Take the material below and retype it in full; pictures are left out.

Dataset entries
....

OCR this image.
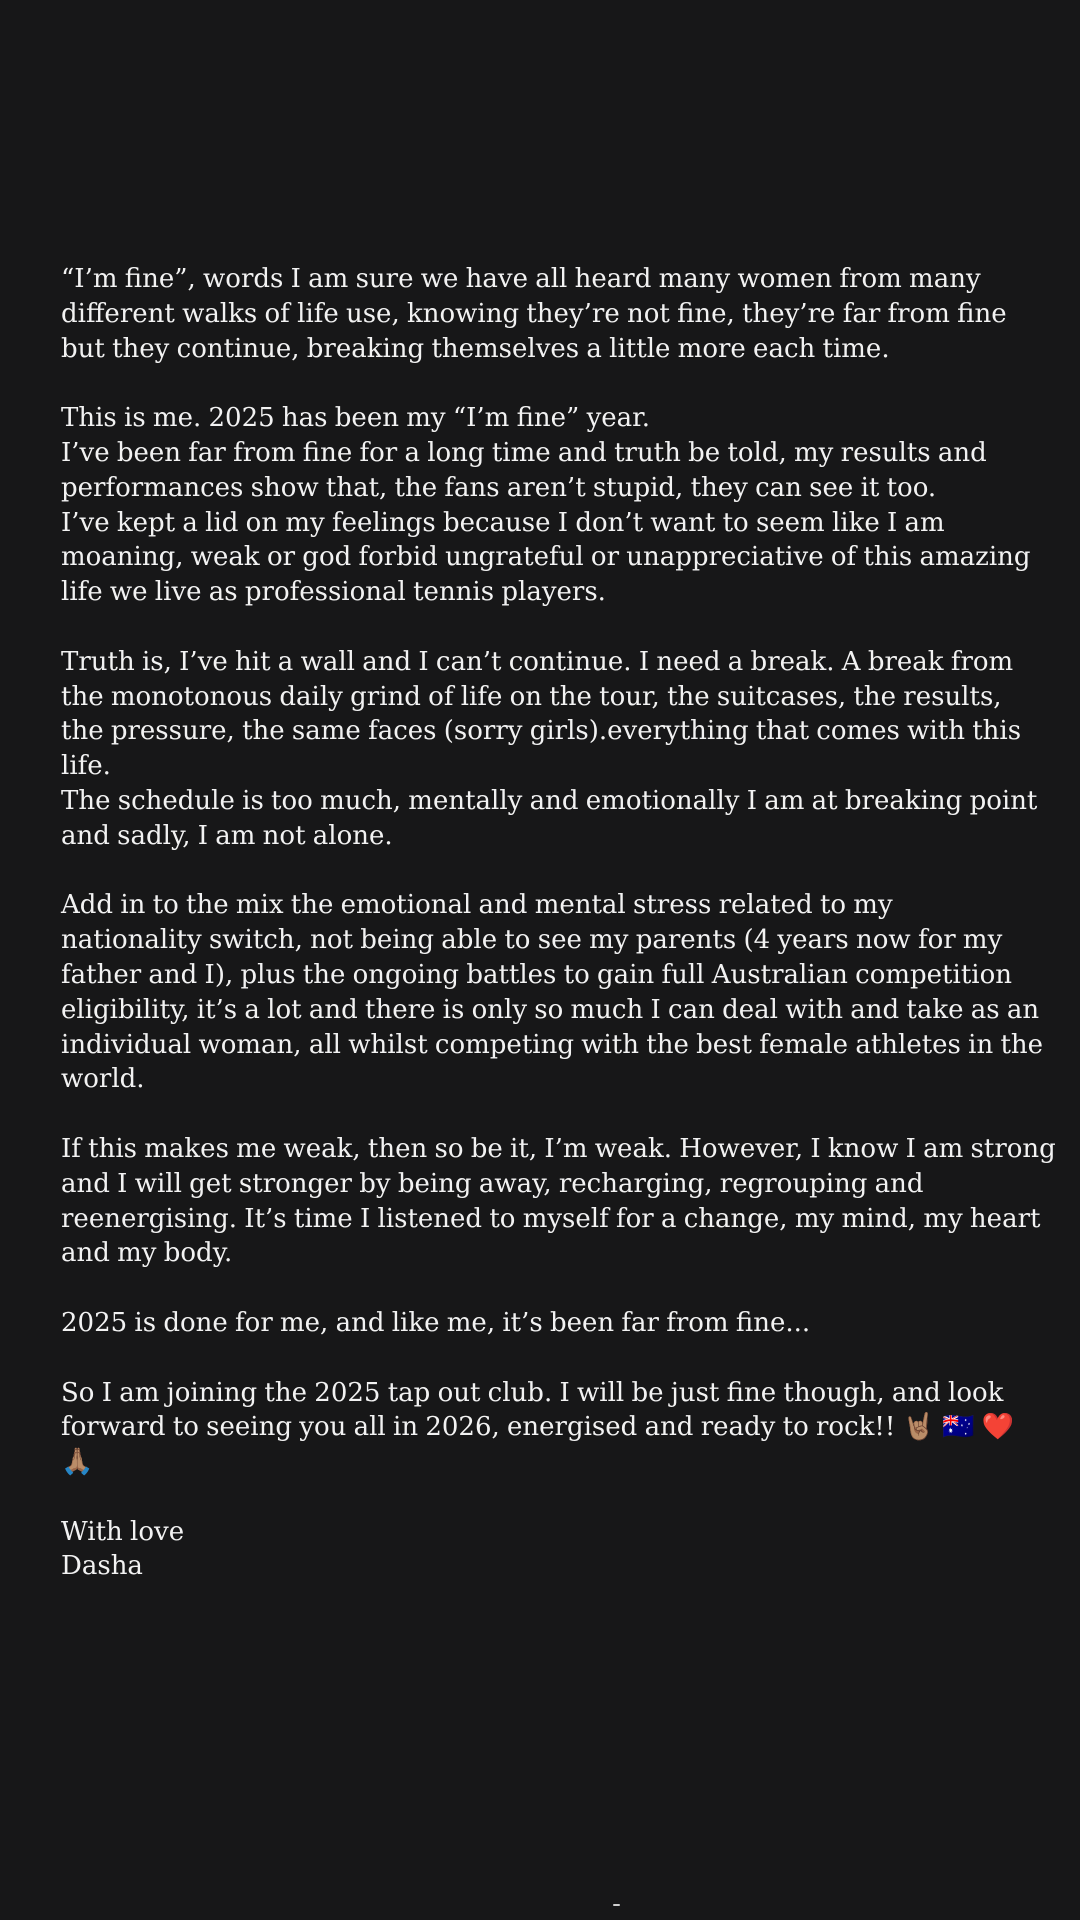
“I’m fine”, words I am sure we have all heard many women from many
different walks of life use, knowing they’re not fine, they’re far from fine
but they continue, breaking themselves a little more each time.

This is me. 2025 has been my “I’m fine” year.
I’ve been far from fine for a long time and truth be told, my results and
performances show that, the fans aren’t stupid, they can see it too.
I’ve kept a lid on my feelings because I don’t want to seem like I am
moaning, weak or god forbid ungrateful or unappreciative of this amazing
life we live as professional tennis players.

Truth is, I’ve hit a wall and I can’t continue. I need a break. A break from
the monotonous daily grind of life on the tour, the suitcases, the results,
the pressure, the same faces (sorry girls).everything that comes with this
life.
The schedule is too much, mentally and emotionally I am at breaking point
and sadly, I am not alone.

Add in to the mix the emotional and mental stress related to my
nationality switch, not being able to see my parents (4 years now for my
father and I), plus the ongoing battles to gain full Australian competition
eligibility, it’s a lot and there is only so much I can deal with and take as an
individual woman, all whilst competing with the best female athletes in the
world.

If this makes me weak, then so be it, I’m weak. However, I know I am strong
and I will get stronger by being away, recharging, regrouping and
reenergising. It’s time I listened to myself for a change, my mind, my heart
and my body.

2025 is done for me, and like me, it’s been far from fine...

So I am joining the 2025 tap out club. I will be just fine though, and look
forward to seeing you all in 2026, energised and ready to rock!! 🤘🏽 🇦🇺 ❤️
🙏🏽

With love
Dasha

....

→ **EXPECTED ANSWER**
OCR this image.
“I’m fine”, words I am sure we have all heard many women from many
different walks of life use, knowing they’re not fine, they’re far from fine
but they continue, breaking themselves a little more each time.

This is me. 2025 has been my “I’m fine” year.
I’ve been far from fine for a long time and truth be told, my results and
performances show that, the fans aren’t stupid, they can see it too.
I’ve kept a lid on my feelings because I don’t want to seem like I am
moaning, weak or god forbid ungrateful or unappreciative of this amazing
life we live as professional tennis players.

Truth is, I’ve hit a wall and I can’t continue. I need a break. A break from
the monotonous daily grind of life on the tour, the suitcases, the results,
the pressure, the same faces (sorry girls).everything that comes with this
life.
The schedule is too much, mentally and emotionally I am at breaking point
and sadly, I am not alone.

Add in to the mix the emotional and mental stress related to my
nationality switch, not being able to see my parents (4 years now for my
father and I), plus the ongoing battles to gain full Australian competition
eligibility, it’s a lot and there is only so much I can deal with and take as an
individual woman, all whilst competing with the best female athletes in the
world.

If this makes me weak, then so be it, I’m weak. However, I know I am strong
and I will get stronger by being away, recharging, regrouping and
reenergising. It’s time I listened to myself for a change, my mind, my heart
and my body.

2025 is done for me, and like me, it’s been far from fine...

So I am joining the 2025 tap out club. I will be just fine though, and look
forward to seeing you all in 2026, energised and ready to rock!! 🤘🏽 🇦🇺 ❤️
🙏🏽

With love
Dasha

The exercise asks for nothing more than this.